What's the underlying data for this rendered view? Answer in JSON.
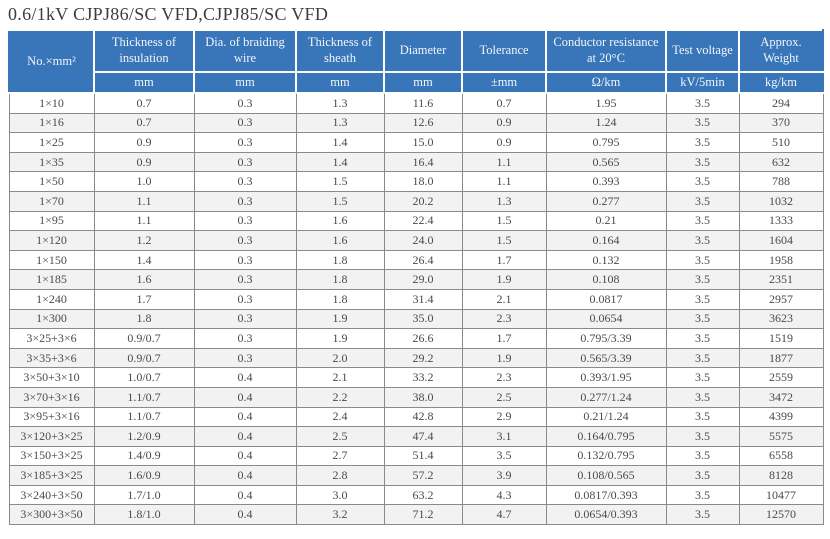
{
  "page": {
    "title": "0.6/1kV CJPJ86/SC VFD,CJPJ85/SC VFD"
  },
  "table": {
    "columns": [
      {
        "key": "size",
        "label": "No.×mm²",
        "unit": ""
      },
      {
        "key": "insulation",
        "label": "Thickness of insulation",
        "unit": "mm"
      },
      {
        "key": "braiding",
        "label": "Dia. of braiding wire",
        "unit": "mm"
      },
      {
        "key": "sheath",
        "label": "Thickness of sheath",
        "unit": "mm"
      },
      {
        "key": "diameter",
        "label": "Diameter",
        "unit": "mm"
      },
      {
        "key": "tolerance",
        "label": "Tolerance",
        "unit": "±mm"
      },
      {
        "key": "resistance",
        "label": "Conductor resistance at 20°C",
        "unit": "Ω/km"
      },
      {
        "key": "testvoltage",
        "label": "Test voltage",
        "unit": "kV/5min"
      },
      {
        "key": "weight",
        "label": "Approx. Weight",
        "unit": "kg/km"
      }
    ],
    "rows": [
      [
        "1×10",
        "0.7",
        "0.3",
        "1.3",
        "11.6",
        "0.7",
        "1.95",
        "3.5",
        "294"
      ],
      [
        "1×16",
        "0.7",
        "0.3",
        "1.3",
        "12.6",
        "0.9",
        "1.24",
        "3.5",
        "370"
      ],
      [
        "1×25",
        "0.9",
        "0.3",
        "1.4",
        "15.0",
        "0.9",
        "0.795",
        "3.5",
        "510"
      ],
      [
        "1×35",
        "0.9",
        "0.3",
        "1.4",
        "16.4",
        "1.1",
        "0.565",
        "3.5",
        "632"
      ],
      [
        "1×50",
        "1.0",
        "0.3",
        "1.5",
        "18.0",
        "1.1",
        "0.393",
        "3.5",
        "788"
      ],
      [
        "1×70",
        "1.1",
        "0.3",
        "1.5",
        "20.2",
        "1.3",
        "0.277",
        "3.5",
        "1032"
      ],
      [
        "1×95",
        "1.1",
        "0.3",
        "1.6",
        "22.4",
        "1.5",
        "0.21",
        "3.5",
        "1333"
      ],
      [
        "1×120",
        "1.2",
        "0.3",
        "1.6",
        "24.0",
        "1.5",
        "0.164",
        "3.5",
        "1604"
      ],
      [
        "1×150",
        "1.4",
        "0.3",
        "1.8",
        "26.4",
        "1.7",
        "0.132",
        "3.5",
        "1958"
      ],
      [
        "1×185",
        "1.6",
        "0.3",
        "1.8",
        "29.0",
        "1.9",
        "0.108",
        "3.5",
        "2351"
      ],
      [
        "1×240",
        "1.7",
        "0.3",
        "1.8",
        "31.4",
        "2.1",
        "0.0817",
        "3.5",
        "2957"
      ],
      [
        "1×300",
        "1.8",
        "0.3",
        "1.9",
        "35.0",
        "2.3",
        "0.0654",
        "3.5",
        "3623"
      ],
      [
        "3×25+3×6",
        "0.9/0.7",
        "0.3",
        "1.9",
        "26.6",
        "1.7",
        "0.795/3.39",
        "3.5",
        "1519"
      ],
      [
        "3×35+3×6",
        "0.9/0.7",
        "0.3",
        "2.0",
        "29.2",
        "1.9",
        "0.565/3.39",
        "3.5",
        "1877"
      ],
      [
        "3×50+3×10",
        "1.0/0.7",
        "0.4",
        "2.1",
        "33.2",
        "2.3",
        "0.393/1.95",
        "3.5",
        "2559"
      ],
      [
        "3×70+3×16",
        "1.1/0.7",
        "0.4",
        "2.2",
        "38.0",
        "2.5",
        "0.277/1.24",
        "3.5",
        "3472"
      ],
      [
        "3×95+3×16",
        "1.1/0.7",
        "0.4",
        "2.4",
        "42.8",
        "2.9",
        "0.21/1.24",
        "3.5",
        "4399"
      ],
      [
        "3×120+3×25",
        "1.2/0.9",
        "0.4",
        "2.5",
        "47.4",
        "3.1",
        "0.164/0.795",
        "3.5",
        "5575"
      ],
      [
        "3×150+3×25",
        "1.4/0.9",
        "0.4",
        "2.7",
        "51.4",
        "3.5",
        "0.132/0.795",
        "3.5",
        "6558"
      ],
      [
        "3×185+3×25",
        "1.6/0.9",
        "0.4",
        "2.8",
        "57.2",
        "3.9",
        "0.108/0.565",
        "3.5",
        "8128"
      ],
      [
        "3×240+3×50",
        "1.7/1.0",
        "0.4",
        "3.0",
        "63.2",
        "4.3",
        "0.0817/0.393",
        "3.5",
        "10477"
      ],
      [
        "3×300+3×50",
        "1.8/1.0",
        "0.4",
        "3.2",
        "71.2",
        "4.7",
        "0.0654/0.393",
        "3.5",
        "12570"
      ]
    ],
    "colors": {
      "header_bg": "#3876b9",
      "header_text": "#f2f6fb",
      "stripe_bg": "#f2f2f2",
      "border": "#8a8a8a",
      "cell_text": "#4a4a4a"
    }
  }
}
————
**WRITTEN PROBLEM**
Pull out each line of the listing that holds the string "insulation".

**COMPLETED EXERCISE**
        "key": "insulation",
        "label": "Thickness of insulation",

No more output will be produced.